**INSTRUCTION 1**
Translate this sentence from the negligence excerpt into Spanish: "Bare allegations of negligence unsupported by facts, however, are insufficient to withstand a motion for summary judgment."
**INSTRUCTION 2**
Please echo the entries from the line with "legend-label: B1850 297, smoothed" to the line with "legend-label: B1850 299 (296, 479, 378, 498)", including both of those lines.

**DOCUMENT EXTRACT**

########################################

II. Negligent Hiring, Supervision, and Retention

¶ 41 Finally, Castellanos argues that the district court erred in granting summary judgment on his negligent hiring claim because disputed issues of material fact precluded the district court from determining that Tommy John was not negligent as a matter of law. “[S]ummary judgment is appropriate in negligence cases only in the clearest instances.” Dwiggins v. Morgan Jewelers, 811 P.2d 182, 183 (Utah 1991). “Bare allegations of negligence unsupported by facts, however, are insufficient to withstand a motion for summary judgment.” Id.

To establish a claim of negligence, the plaintiff must establish four essential elements: (1) that the defendant owed the plaintiff a duty, (2) that the defendant breached that duty, (3) that the breach of duty was the proximate cause of the plaintiff's injury, and (4) that the plaintiff in fact suffered injuries or damages.

########################################

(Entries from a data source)
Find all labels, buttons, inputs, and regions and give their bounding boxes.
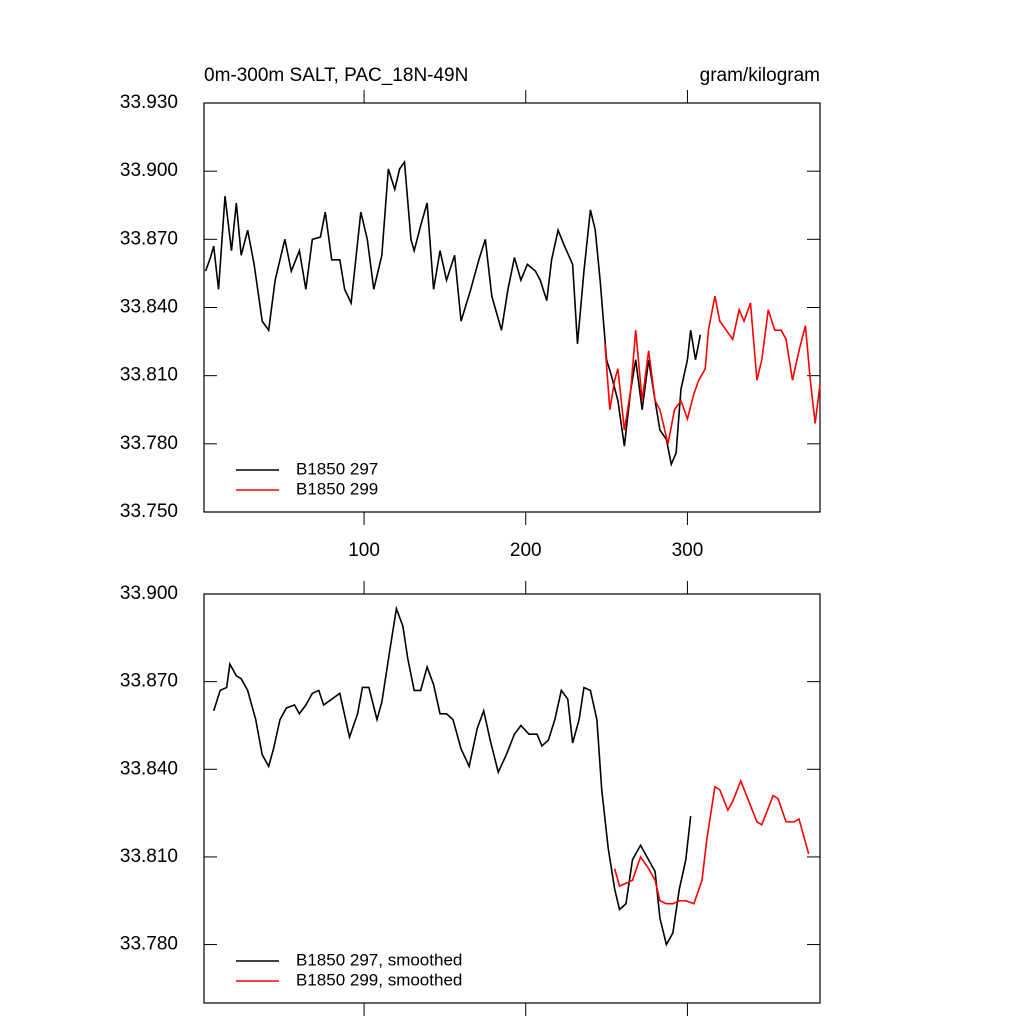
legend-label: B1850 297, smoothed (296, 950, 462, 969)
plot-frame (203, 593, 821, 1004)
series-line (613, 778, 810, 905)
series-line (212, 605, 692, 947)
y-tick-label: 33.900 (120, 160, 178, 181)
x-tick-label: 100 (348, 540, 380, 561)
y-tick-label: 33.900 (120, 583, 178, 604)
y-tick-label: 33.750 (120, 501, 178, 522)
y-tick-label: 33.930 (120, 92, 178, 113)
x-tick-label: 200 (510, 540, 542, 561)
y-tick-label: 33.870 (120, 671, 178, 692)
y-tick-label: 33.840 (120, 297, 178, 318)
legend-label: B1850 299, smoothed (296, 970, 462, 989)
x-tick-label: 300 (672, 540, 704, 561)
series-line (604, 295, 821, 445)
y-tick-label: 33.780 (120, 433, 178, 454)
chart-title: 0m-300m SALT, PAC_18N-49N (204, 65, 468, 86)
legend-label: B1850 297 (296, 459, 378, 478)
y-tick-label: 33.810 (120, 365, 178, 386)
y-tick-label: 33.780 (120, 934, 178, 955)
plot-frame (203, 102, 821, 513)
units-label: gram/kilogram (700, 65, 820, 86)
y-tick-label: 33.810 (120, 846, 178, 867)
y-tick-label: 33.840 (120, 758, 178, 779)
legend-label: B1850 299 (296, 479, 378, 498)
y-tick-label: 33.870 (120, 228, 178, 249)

########################################

**OUTPUT 1**
Sin embargo, las meras alegaciones de negligencia no respaldadas por hechos son insuficientes para resistir una moción de juicio sumario.

**OUTPUT 2**
legend-label: B1850 297, smoothed (296, 950, 462, 969)
plot-frame (203, 593, 821, 1004)
series-line (613, 778, 810, 905)
series-line (212, 605, 692, 947)
y-tick-label: 33.900 (120, 160, 178, 181)
x-tick-label: 100 (348, 540, 380, 561)
y-tick-label: 33.900 (120, 583, 178, 604)
y-tick-label: 33.750 (120, 501, 178, 522)
y-tick-label: 33.930 (120, 92, 178, 113)
x-tick-label: 200 (510, 540, 542, 561)
y-tick-label: 33.870 (120, 671, 178, 692)
y-tick-label: 33.840 (120, 297, 178, 318)
legend-label: B1850 299, smoothed (296, 970, 462, 989)
x-tick-label: 300 (672, 540, 704, 561)
series-line (604, 295, 821, 445)
y-tick-label: 33.780 (120, 433, 178, 454)
chart-title: 0m-300m SALT, PAC_18N-49N (204, 65, 468, 86)
legend-label: B1850 297 (296, 459, 378, 478)
y-tick-label: 33.810 (120, 365, 178, 386)
y-tick-label: 33.780 (120, 934, 178, 955)
plot-frame (203, 102, 821, 513)
units-label: gram/kilogram (700, 65, 820, 86)
y-tick-label: 33.810 (120, 846, 178, 867)
y-tick-label: 33.840 (120, 758, 178, 779)
legend-label: B1850 299 (296, 479, 378, 498)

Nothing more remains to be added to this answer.